▶ [GIVEN EXERCISE]:
Pick out all lines with the word "Основное" from the records that follow.

[Data records]
-- start --

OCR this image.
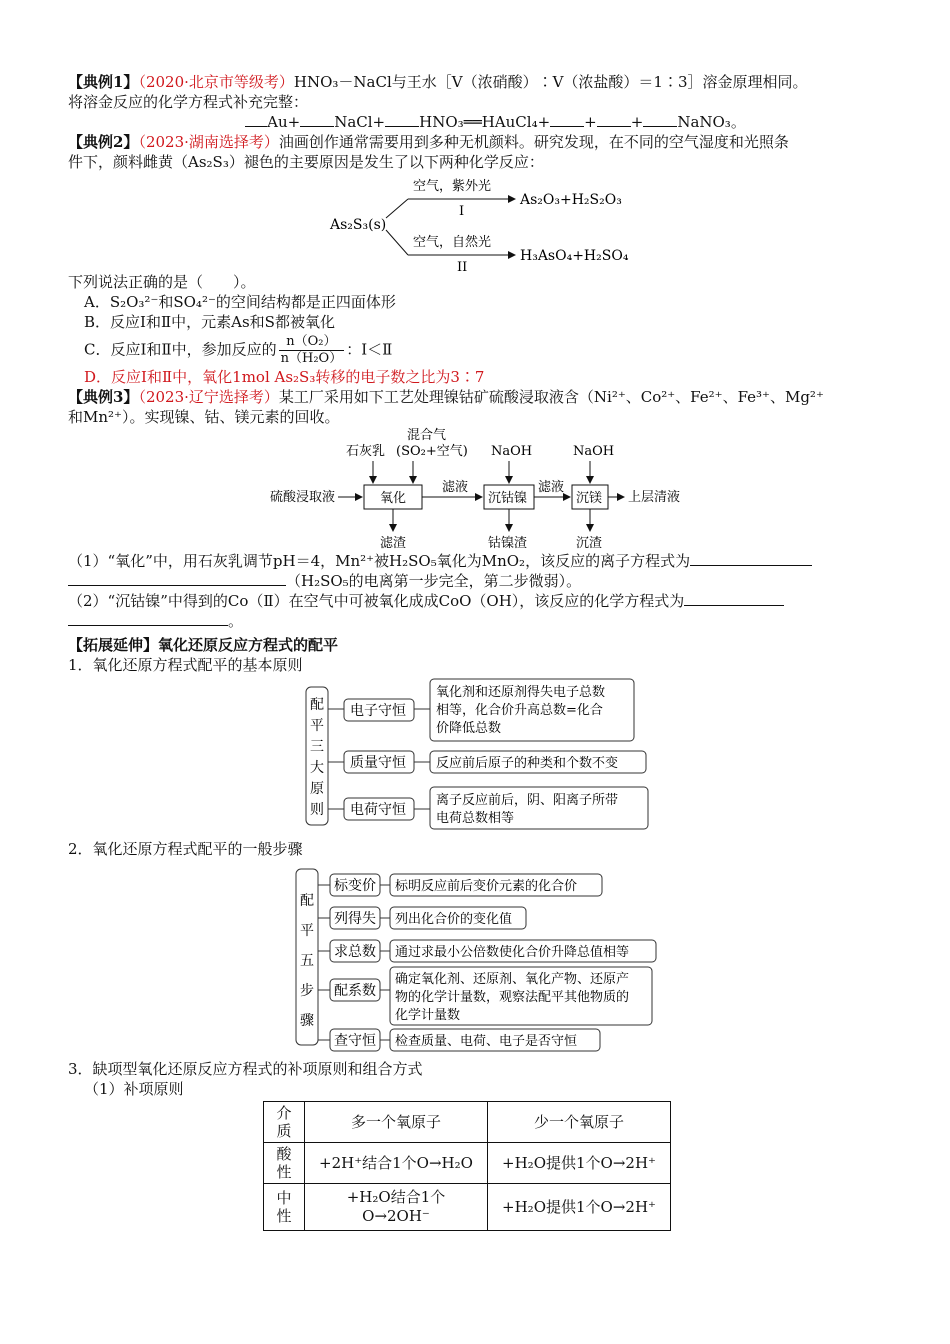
【典例1】（2020·北京市等级考）HNO₃－NaCl与王水［V（浓硝酸）∶V（浓盐酸）＝1∶3］溶金原理相同。

将溶金反应的化学方程式补充完整：

Au+ NaCl+ HNO₃══HAuCl₄+ + + NaNO₃。

【典例2】（2023·湖南选择考）油画创作通常需要用到多种无机颜料。研究发现，在不同的空气湿度和光照条

件下，颜料雌黄（As₂S₃）褪色的主要原因是发生了以下两种化学反应：

As₂S₃(s)
空气，紫外光
I
As₂O₃+H₂S₂O₃
空气，自然光
II
H₃AsO₄+H₂SO₄

下列说法正确的是（　　）。

A．S₂O₃²⁻和SO₄²⁻的空间结构都是正四面体形

B．反应Ⅰ和Ⅱ中，元素As和S都被氧化

C．反应Ⅰ和Ⅱ中，参加反应的 $\frac{\text{n（O₂）}}{\text{n（H₂O）}}$ ：Ⅰ＜Ⅱ

D．反应Ⅰ和Ⅱ中，氧化1mol As₂S₃转移的电子数之比为3∶7

【典例3】（2023·辽宁选择考）某工厂采用如下工艺处理镍钴矿硫酸浸取液含（Ni²⁺、Co²⁺、Fe²⁺、Fe³⁺、Mg²⁺

和Mn²⁺）。实现镍、钴、镁元素的回收。

硫酸浸取液	氧化
石灰乳
混合气
(SO₂+空气)
滤渣
滤液
沉钴镍
NaOH
钴镍渣
滤液
沉镁
NaOH
沉渣
上层清液

（1）“氧化”中，用石灰乳调节pH＝4，Mn²⁺被H₂SO₅氧化为MnO₂，该反应的离子方程式为

（H₂SO₅的电离第一步完全，第二步微弱）。

（2）“沉钴镍”中得到的Co（Ⅱ）在空气中可被氧化成成CoO（OH），该反应的化学方程式为

。

【拓展延伸】氧化还原反应方程式的配平

1．氧化还原方程式配平的基本原则

配
平
三
大
原
则
电子守恒
氧化剂和还原剂得失电子总数
相等，化合价升高总数=化合
价降低总数
质量守恒 反应前后原子的种类和个数不变
电荷守恒
离子反应前后，阴、阳离子所带
电荷总数相等

2．氧化还原方程式配平的一般步骤

配
平
五
步
骤
标变价 标明反应前后变价元素的化合价
列得失 列出化合价的变化值
求总数 通过求最小公倍数使化合价升降总值相等
配系数
确定氧化剂、还原剂、氧化产物、还原产
物的化学计量数，观察法配平其他物质的
化学计量数
查守恒 检查质量、电荷、电子是否守恒

3．缺项型氧化还原反应方程式的补项原则和组合方式

（1）补项原则

介质	多一个氧原子	少一个氧原子
酸性	+2H⁺结合1个O→H₂O	+H₂O提供1个O→2H⁺
中性	+H₂O结合1个
O→2OH⁻	+H₂O提供1个O→2H⁺
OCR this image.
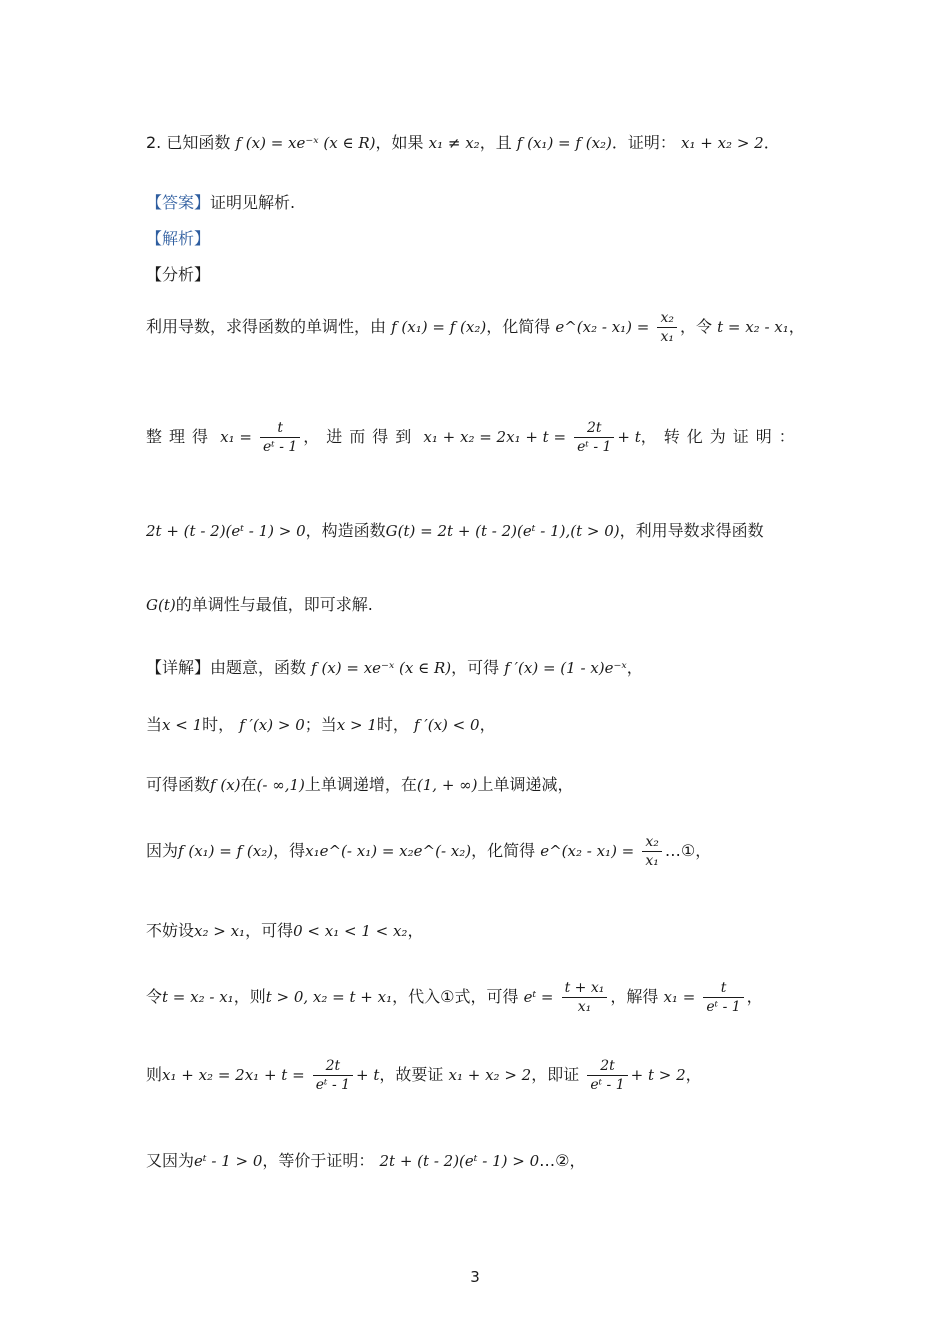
2. 已知函数 f (x) = xe⁻ˣ (x ∈ R)，如果 x₁ ≠ x₂，且 f (x₁) = f (x₂)．证明： x₁ + x₂ > 2．
【答案】证明见解析.
【解析】
【分析】
利用导数，求得函数的单调性，由 f (x₁) = f (x₂)，化简得 e^(x₂ - $x_1) = \frac{\text{x₂}}{\text{x₁}}$ ，令 t = x₂ - x₁，
整理得 $x_1 = \frac{t}{\text{eᵗ - 1}}$ ，进而得到 $x_1 + x_2 = 2x_1 + t = \frac{2t}{\text{eᵗ - 1}} + t$，转化为证明：
2t + (t - 2)(eᵗ - 1) > 0，构造函数G(t) = 2t + (t - 2)(eᵗ - 1),(t > 0)，利用导数求得函数
G(t)的单调性与最值，即可求解.
【详解】由题意，函数 f (x) = xe⁻ˣ (x ∈ R)，可得 f ′(x) = (1 - x)e⁻ˣ，
当x < 1时， f ′(x) > 0；当x > 1时， f ′(x) < 0，
可得函数f (x)在(- ∞,1)上单调递增，在(1, + ∞)上单调递减，
因为f (x₁) = f (x₂)，得x₁e^(- x₁) = x₂e^(- x₂)，化简得 e^(x₂ - $x_1) = \frac{\text{x₂}}{\text{x₁}}$ …①，
不妨设x₂ > x₁，可得0 < x₁ < 1 < x₂，
令t = x₂ - x₁，则t > 0, x₂ = t + x₁，代入①式，可得 eᵗ = $\frac{\text{t + x₁}}{\text{x₁}}$ ，解得 $x_1 = \frac{t}{\text{eᵗ - 1}}$ ，
则$x_1 + x_2 = 2x_1 + t = \frac{2t}{\text{eᵗ - 1}} + t$，故要证 x₁ + x₂ > 2，即证 $\frac{2t}{\text{eᵗ - 1}} + t > 2$，
又因为eᵗ - 1 > 0，等价于证明： 2t + (t - 2)(eᵗ - 1) > 0…②，
3
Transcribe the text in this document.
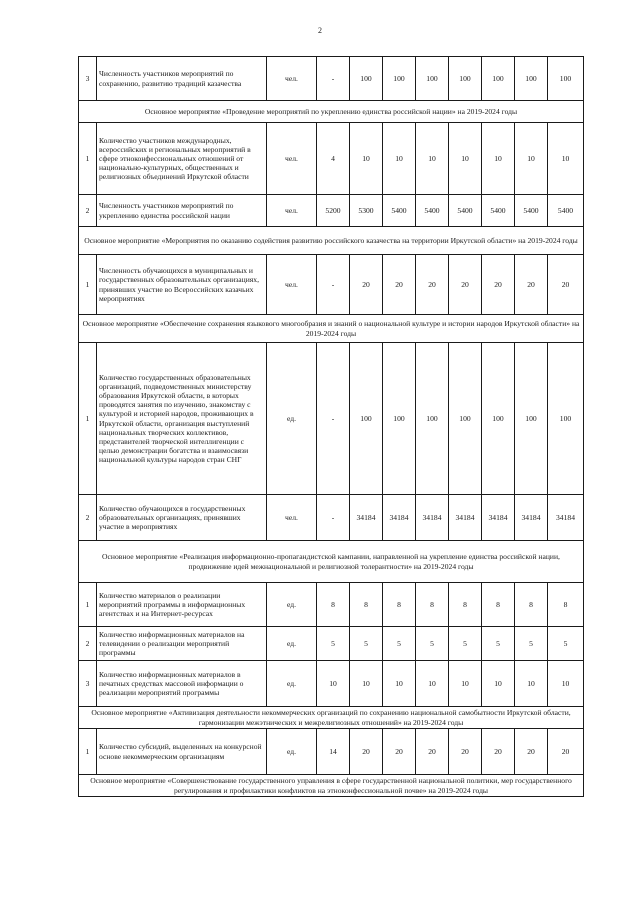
2
3	Численность участников мероприятий по сохранению, развитию традиций казачества	чел.	-	100	100	100	100	100	100	100
Основное мероприятие «Проведение мероприятий по укреплению единства российской нации» на 2019-2024 годы										
1	Количество участников международных, всероссийских и региональных мероприятий в сфере этноконфессиональных отношений от национально-культурных, общественных и религиозных объединений Иркутской области	чел.	4	10	10	10	10	10	10	10
2	Численность участников мероприятий по укреплению единства российской нации	чел.	5200	5300	5400	5400	5400	5400	5400	5400
Основное мероприятие «Мероприятия по оказанию содействия развитию российского казачества на территории Иркутской области» на 2019-2024 годы										
1	Численность обучающихся в муниципальных и государственных образовательных организациях, принявших участие во Всероссийских казачьих мероприятиях	чел.	-	20	20	20	20	20	20	20
Основное мероприятие «Обеспечение сохранения языкового многообразия и знаний о национальной культуре и истории народов Иркутской области» на 2019-2024 годы										
1	Количество государственных образовательных организаций, подведомственных министерству образования Иркутской области, в которых проводятся занятия по изучению, знакомству с культурой и историей народов, проживающих в Иркутской области, организация выступлений национальных творческих коллективов, представителей творческой интеллигенции с целью демонстрации богатства и взаимосвязи национальной культуры народов стран СНГ	ед.	-	100	100	100	100	100	100	100
2	Количество обучающихся в государственных образовательных организациях, принявших участие в мероприятиях	чел.	-	34184	34184	34184	34184	34184	34184	34184
Основное мероприятие «Реализация информационно-пропагандистской кампании, направленной на укрепление единства российской нации, продвижение идей межнациональной и религиозной толерантности» на 2019-2024 годы										
1	Количество материалов о реализации мероприятий программы в информационных агентствах и на Интернет-ресурсах	ед.	8	8	8	8	8	8	8	8
2	Количество информационных материалов на телевидении о реализации мероприятий программы	ед.	5	5	5	5	5	5	5	5
3	Количество информационных материалов в печатных средствах массовой информации о реализации мероприятий программы	ед.	10	10	10	10	10	10	10	10
Основное мероприятие «Активизация деятельности некоммерческих организаций по сохранению национальной самобытности Иркутской области, гармонизации межэтнических и межрелигиозных отношений» на 2019-2024 годы										
1	Количество субсидий, выделенных на конкурсной основе некоммерческим организациям	ед.	14	20	20	20	20	20	20	20
Основное мероприятие «Совершенствование государственного управления в сфере государственной национальной политики, мер государственного регулирования и профилактики конфликтов на этноконфессиональной почве» на 2019-2024 годы										
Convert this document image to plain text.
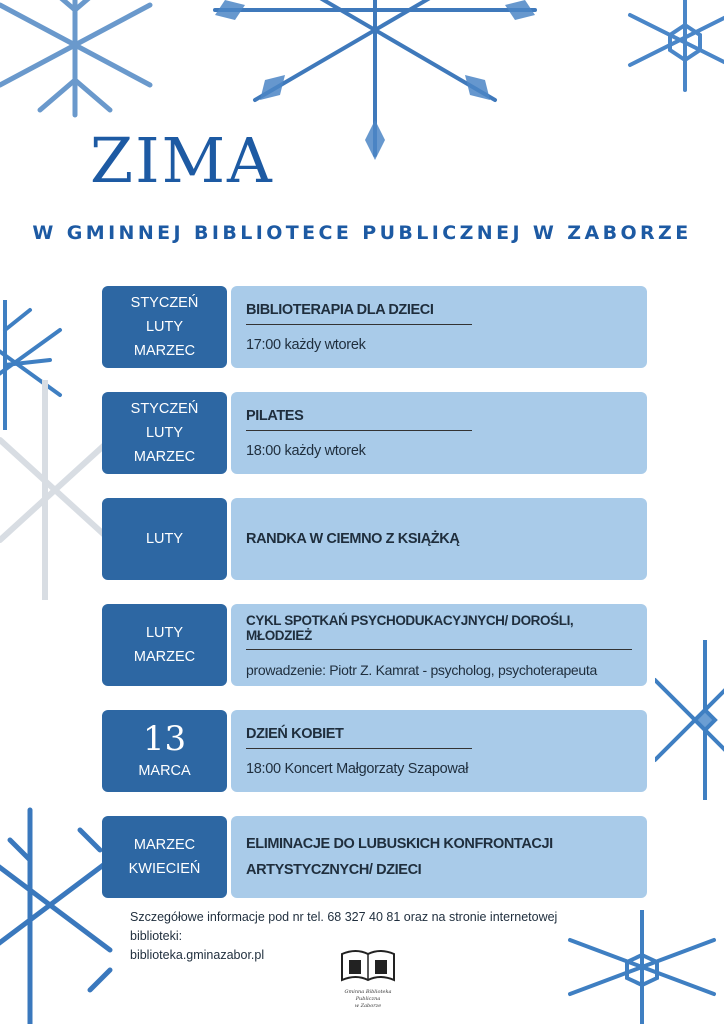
ZIMA
W GMINNEJ BIBLIOTECE PUBLICZNEJ W ZABORZE
STYCZEŃ
LUTY
MARZEC
BIBLIOTERAPIA DLA DZIECI
17:00 każdy wtorek
STYCZEŃ
LUTY
MARZEC
PILATES
18:00 każdy wtorek
LUTY	RANDKA W CIEMNO Z KSIĄŻKĄ
LUTY
MARZEC
CYKL SPOTKAŃ PSYCHODUKACYJNYCH/ DOROŚLI, MŁODZIEŻ
prowadzenie: Piotr Z. Kamrat - psycholog, psychoterapeuta
13
MARCA
DZIEŃ KOBIET
18:00 Koncert Małgorzaty Szapował
MARZEC
KWIECIEŃ
ELIMINACJE DO LUBUSKICH KONFRONTACJI
ARTYSTYCZNYCH/ DZIECI
Szczegółowe informacje pod nr tel. 68 327 40 81 oraz na stronie internetowej biblioteki:
biblioteka.gminazabor.pl
Gminna Biblioteka Publiczna
w Zaborze
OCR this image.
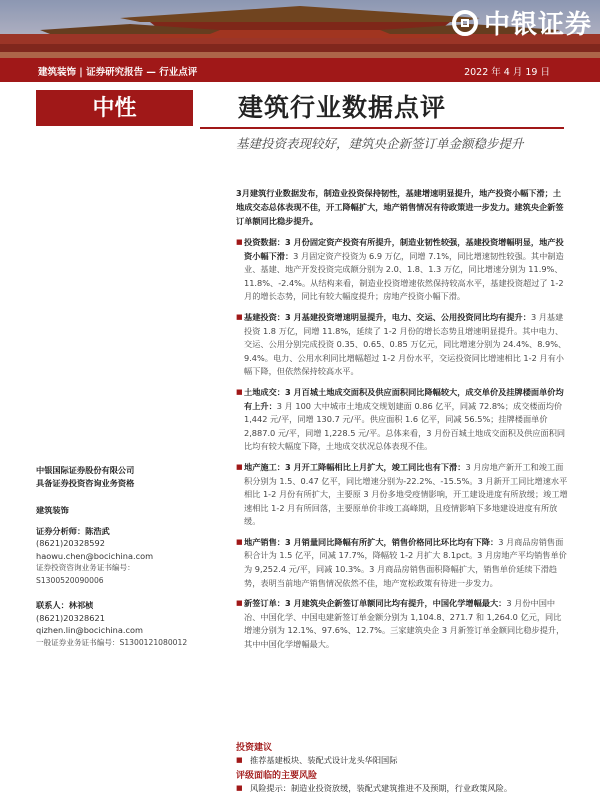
中银证券
建筑装饰 | 证券研究报告 — 行业点评	2022 年 4 月 19 日
中性	建筑行业数据点评
基建投资表现较好，建筑央企新签订单金额稳步提升
3月建筑行业数据发布，制造业投资保持韧性，基建增速明显提升，地产投资小幅下滑；土地成交态总体表现不佳，开工降幅扩大，地产销售情况有待政策进一步发力。建筑央企新签订单额同比稳步提升。
■ 投资数据：3 月份固定资产投资有所提升，制造业韧性较强，基建投资增幅明显，地产投资小幅下滑：3 月固定资产投资为 6.9 万亿，同增 7.1%，同比增速韧性较强。其中制造业、基建、地产开发投资完成额分别为 2.0、1.8、1.3 万亿，同比增速分别为 11.9%、11.8%、-2.4%。从结构来看，制造业投资增速依然保持较高水平，基建投资超过了 1-2 月的增长态势，同比有较大幅度提升；房地产投资小幅下滑。
■ 基建投资：3 月基建投资增速明显提升，电力、交运、公用投资同比均有提升：3 月基建投资 1.8 万亿，同增 11.8%，延续了 1-2 月份的增长态势且增速明显提升。其中电力、交运、公用分别完成投资 0.35、0.65、0.85 万亿元，同比增速分别为 24.4%、8.9%、9.4%。电力、公用水利同比增幅超过 1-2 月份水平，交运投资同比增速相比 1-2 月有小幅下降，但依然保持较高水平。
■ 土地成交：3 月百城土地成交面积及供应面积同比降幅较大，成交单价及挂牌楼面单价均有上升：3 月 100 大中城市土地成交规划建面 0.86 亿平，同减 72.8%；成交楼面均价 1,442 元/平，同增 130.7 元/平。供应面积 1.6 亿平，同减 56.5%；挂牌楼面单价 2,887.0 元/平，同增 1,228.5 元/平。总体来看，3 月份百城土地成交面积及供应面积同比均有较大幅度下降，土地成交状况总体表现不佳。
■ 地产施工：3 月开工降幅相比上月扩大，竣工同比也有下滑：3 月房地产新开工和竣工面积分别为 1.5、0.47 亿平，同比增速分别为-22.2%、-15.5%。3 月新开工同比增速水平相比 1-2 月份有所扩大，主要原 3 月份多地受疫情影响，开工建设进度有所放缓；竣工增速相比 1-2 月有所回落，主要原单价非竣工高峰期，且疫情影响下多地建设进度有所放缓。
■ 地产销售：3 月销量同比降幅有所扩大，销售价格同比环比均有下降：3 月商品房销售面积合计为 1.5 亿平，同减 17.7%，降幅较 1-2 月扩大 8.1pct。3 月房地产平均销售单价为 9,252.4 元/平，同减 10.3%。3 月商品房销售面积降幅扩大，销售单价延续下滑趋势，表明当前地产销售情况依然不佳，地产宽松政策有待进一步发力。
■ 新签订单：3 月建筑央企新签订单额同比均有提升，中国化学增幅最大：3 月份中国中冶、中国化学、中国电建新签订单金额分别为 1,104.8、271.7 和 1,264.0 亿元，同比增速分别为 12.1%、97.6%、12.7%。三家建筑央企 3 月新签订单金额同比稳步提升，其中中国化学增幅最大。
投资建议
■ 推荐基建板块、装配式设计龙头华阳国际
评级面临的主要风险
■ 风险提示：制造业投资放缓，装配式建筑推进不及预期，行业政策风险。
中银国际证券股份有限公司
具备证券投资咨询业务资格
建筑装饰
证券分析师：陈浩武
(8621)20328592
haowu.chen@bocichina.com
证券投资咨询业务证书编号：S1300520090006
联系人：林祁桢
(8621)20328621
qizhen.lin@bocichina.com
一般证券业务证书编号：S1300121080012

-- end --

▶ [EXERCISE RESPONSE]:
Основное мероприятие «Проведение мероприятий по укреплению единства российской нации» на 2019-2024 годы										
Основное мероприятие «Мероприятия по оказанию содействия развитию российского казачества на территории Иркутской области» на 2019-2024 годы										
Основное мероприятие «Обеспечение сохранения языкового многообразия и знаний о национальной культуре и истории народов Иркутской области» на 2019-2024 годы										
Основное мероприятие «Реализация информационно-пропагандистской кампании, направленной на укрепление единства российской нации, продвижение идей межнациональной и религиозной толерантности» на 2019-2024 годы										
Основное мероприятие «Активизация деятельности некоммерческих организаций по сохранению национальной самобытности Иркутской области, гармонизации межэтнических и межрелигиозных отношений» на 2019-2024 годы										
Основное мероприятие «Совершенствование государственного управления в сфере государственной национальной политики, мер государственного регулирования и профилактики конфликтов на этноконфессиональной почве» на 2019-2024 годы										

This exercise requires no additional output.